Find the lines that contain the word "Lunes" and copy each one.

** START Task inputs **

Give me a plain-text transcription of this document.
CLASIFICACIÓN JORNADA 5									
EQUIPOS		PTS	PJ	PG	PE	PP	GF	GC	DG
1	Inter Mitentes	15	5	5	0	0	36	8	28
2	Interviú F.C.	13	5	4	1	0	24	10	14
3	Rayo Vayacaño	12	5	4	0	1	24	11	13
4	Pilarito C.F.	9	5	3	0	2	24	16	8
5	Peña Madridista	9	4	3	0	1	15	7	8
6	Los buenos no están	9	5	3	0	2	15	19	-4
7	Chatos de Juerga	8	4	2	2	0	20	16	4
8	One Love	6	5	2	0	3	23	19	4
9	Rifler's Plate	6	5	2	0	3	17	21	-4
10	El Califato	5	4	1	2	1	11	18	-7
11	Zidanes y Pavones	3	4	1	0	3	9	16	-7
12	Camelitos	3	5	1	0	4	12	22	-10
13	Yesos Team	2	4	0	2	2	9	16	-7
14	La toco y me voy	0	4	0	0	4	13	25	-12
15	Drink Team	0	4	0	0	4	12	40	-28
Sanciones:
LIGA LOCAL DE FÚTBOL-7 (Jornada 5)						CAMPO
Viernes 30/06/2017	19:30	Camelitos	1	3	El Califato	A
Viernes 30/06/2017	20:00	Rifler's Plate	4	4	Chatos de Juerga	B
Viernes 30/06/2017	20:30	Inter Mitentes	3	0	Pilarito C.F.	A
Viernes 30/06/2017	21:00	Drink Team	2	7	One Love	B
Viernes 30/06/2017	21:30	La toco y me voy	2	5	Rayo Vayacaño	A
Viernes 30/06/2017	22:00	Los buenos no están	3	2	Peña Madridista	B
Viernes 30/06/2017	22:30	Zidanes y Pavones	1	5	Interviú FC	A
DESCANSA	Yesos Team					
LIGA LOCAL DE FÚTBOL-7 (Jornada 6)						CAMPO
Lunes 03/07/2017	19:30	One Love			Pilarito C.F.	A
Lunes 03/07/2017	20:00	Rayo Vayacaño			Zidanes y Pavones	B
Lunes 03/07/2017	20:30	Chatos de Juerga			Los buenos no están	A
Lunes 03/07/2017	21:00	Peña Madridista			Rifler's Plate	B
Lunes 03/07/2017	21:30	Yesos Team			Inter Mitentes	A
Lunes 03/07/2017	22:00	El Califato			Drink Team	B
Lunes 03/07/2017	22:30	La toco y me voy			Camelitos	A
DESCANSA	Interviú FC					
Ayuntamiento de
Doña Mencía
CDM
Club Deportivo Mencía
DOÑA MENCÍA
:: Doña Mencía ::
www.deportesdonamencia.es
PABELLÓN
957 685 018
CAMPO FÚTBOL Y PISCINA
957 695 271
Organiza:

** END Task inputs **
** START Task inputs **

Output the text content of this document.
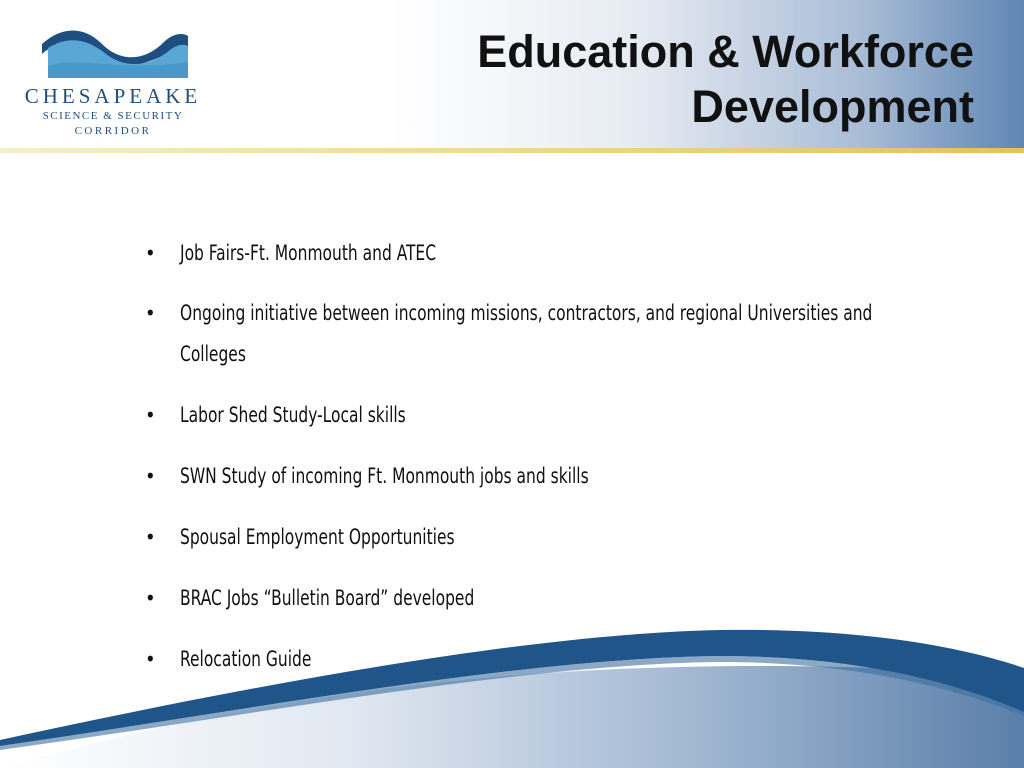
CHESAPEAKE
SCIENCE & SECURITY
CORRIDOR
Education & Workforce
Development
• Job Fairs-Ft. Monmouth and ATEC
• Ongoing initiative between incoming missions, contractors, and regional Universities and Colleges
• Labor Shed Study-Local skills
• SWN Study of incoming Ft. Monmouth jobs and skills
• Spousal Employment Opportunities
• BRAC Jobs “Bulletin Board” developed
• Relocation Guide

** END Task inputs **

▸ Final result:
Lunes 03/07/2017	19:30	One Love			Pilarito C.F.	A
Lunes 03/07/2017	20:00	Rayo Vayacaño			Zidanes y Pavones	B
Lunes 03/07/2017	20:30	Chatos de Juerga			Los buenos no están	A
Lunes 03/07/2017	21:00	Peña Madridista			Rifler's Plate	B
Lunes 03/07/2017	21:30	Yesos Team			Inter Mitentes	A
Lunes 03/07/2017	22:00	El Califato			Drink Team	B
Lunes 03/07/2017	22:30	La toco y me voy			Camelitos	A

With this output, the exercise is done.